RECORDS SUPPLIED –
= = =

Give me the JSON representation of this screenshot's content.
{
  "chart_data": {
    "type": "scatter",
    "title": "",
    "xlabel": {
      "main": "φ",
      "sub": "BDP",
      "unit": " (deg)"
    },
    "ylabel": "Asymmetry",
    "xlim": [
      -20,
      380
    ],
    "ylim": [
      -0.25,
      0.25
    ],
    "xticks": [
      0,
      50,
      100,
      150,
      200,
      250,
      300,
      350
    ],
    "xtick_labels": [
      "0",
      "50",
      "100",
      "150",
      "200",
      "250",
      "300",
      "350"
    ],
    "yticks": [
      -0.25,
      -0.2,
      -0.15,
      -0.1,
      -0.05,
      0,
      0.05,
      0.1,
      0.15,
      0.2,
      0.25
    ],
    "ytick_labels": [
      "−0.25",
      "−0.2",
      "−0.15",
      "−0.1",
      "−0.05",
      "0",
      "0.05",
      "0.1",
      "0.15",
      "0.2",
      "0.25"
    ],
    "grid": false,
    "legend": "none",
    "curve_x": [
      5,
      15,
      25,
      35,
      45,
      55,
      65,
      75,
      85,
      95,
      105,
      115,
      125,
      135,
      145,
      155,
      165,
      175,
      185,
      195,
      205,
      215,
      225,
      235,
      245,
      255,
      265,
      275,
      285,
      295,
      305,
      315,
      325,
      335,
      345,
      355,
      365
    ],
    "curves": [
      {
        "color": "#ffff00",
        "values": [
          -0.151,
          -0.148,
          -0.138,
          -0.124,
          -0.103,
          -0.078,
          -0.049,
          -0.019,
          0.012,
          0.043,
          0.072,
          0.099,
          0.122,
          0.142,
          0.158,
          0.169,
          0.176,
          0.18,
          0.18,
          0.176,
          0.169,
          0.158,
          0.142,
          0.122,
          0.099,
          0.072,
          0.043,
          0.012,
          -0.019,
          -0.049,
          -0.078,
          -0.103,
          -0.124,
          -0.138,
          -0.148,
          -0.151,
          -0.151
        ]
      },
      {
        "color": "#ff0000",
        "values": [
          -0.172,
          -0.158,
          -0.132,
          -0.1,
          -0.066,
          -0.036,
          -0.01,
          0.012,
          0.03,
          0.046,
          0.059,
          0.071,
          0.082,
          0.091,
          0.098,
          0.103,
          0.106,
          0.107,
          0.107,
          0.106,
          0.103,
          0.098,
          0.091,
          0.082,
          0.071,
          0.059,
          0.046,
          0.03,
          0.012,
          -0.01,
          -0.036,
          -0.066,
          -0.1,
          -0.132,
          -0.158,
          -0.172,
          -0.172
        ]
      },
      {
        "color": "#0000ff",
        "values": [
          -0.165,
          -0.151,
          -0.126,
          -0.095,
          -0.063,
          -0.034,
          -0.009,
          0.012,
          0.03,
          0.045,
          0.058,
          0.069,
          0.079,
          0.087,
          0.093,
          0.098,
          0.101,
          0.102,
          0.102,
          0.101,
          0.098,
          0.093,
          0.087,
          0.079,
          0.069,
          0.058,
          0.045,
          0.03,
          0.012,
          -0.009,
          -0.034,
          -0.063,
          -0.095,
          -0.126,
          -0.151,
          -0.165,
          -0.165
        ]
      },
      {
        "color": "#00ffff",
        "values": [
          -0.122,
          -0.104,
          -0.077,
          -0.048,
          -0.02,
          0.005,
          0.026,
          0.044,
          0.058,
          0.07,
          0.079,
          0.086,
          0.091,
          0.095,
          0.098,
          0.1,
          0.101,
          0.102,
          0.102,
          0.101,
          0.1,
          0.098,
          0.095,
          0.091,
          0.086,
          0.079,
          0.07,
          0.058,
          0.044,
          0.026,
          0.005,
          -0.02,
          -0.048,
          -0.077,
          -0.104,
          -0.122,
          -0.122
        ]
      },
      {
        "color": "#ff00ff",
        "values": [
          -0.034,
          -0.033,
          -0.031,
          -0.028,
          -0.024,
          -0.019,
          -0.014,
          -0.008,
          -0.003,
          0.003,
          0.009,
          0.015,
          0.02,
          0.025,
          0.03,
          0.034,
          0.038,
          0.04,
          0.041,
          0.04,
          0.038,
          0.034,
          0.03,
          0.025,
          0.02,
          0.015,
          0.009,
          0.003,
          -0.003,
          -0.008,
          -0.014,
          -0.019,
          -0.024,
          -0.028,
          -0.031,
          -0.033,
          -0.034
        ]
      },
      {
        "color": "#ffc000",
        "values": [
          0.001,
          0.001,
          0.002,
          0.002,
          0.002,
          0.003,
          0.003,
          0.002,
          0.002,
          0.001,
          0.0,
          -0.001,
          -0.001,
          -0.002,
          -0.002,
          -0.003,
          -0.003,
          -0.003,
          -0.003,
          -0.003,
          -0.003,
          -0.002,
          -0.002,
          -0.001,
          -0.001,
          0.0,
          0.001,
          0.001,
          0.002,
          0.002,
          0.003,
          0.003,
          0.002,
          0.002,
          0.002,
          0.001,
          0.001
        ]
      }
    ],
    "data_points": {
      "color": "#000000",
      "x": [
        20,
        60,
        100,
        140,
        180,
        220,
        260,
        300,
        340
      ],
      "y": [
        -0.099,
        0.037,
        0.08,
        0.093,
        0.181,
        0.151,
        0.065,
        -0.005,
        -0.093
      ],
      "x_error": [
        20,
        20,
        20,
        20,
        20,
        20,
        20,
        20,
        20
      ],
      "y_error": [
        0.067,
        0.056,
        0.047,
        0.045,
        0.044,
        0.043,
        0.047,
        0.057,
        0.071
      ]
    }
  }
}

= = =

Reply with nothing but the number of lines in the data above that contain "color".

7